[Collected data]
+-------+

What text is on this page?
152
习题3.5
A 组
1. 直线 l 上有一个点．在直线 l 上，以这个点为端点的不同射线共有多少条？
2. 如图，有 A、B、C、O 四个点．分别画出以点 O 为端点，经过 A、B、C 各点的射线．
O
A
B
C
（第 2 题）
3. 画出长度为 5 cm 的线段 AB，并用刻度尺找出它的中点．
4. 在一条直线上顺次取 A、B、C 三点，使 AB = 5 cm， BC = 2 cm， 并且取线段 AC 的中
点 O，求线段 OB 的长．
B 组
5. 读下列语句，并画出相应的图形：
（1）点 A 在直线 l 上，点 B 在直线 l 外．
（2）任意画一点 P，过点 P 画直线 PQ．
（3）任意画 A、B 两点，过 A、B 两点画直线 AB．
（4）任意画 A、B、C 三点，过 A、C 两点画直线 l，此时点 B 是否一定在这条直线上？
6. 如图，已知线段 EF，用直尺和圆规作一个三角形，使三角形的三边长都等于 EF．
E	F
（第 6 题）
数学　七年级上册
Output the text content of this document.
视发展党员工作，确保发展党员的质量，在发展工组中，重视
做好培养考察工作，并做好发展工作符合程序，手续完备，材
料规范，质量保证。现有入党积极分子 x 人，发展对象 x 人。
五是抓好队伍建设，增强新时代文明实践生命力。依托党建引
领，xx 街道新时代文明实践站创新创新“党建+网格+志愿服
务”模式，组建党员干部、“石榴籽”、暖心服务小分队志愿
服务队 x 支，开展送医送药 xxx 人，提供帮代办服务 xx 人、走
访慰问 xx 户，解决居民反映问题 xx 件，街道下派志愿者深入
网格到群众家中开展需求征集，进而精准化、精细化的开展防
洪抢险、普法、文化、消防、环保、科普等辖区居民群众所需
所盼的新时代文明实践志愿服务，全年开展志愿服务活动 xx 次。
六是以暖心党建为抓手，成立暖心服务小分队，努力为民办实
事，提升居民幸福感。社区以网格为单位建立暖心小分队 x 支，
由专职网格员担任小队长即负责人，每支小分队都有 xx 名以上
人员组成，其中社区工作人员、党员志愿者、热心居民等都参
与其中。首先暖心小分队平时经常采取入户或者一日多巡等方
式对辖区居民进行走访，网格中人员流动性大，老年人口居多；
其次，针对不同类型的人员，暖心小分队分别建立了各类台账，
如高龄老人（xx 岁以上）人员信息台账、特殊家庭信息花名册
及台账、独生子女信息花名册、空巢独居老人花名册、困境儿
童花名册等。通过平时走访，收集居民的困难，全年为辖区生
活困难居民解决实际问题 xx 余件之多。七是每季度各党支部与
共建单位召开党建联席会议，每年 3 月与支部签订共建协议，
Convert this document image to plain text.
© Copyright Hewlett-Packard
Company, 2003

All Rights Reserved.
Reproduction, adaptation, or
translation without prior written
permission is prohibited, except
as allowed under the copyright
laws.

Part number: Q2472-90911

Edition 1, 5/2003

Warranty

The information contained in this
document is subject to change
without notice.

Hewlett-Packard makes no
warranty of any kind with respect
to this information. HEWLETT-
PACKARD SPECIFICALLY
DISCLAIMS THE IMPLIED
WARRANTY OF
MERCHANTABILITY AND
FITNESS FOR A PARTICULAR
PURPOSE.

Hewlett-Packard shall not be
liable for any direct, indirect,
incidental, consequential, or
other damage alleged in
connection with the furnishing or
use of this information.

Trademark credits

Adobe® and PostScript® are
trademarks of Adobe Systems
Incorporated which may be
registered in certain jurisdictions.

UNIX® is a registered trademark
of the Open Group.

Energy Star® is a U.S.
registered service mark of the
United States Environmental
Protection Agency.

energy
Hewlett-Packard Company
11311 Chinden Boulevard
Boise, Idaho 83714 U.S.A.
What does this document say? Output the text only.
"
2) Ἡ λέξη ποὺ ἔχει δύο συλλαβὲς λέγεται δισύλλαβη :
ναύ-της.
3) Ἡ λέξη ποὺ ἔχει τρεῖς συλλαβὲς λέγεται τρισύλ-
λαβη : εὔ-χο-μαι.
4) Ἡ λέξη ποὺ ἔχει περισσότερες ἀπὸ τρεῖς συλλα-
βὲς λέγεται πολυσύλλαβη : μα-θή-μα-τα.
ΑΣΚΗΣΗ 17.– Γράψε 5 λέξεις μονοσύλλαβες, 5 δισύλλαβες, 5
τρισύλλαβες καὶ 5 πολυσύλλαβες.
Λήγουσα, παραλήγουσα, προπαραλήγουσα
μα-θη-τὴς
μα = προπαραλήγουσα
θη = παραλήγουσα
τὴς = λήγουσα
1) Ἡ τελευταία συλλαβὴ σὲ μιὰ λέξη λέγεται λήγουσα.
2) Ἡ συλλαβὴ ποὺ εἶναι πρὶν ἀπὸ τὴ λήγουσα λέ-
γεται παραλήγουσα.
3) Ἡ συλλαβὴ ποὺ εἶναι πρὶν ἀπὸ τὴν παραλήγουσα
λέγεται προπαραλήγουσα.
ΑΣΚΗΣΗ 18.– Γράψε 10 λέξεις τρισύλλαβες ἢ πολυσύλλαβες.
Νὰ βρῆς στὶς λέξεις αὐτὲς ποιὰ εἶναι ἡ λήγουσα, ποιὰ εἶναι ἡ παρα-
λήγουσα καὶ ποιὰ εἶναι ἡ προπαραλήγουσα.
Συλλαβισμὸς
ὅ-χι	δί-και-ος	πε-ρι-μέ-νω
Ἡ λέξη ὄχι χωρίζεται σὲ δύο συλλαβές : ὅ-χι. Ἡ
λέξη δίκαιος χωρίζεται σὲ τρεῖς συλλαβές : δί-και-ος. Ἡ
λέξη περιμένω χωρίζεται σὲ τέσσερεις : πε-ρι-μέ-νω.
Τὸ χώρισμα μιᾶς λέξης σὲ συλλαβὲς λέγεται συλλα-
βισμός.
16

+-------+

[Task goal]
Sift the material for lines with the string "χωρίζεται". Copy each one found.

[Full response]
Ἡ λέξη ὄχι χωρίζεται σὲ δύο συλλαβές : ὅ-χι. Ἡ
λέξη δίκαιος χωρίζεται σὲ τρεῖς συλλαβές : δί-και-ος. Ἡ
λέξη περιμένω χωρίζεται σὲ τέσσερεις : πε-ρι-μέ-νω.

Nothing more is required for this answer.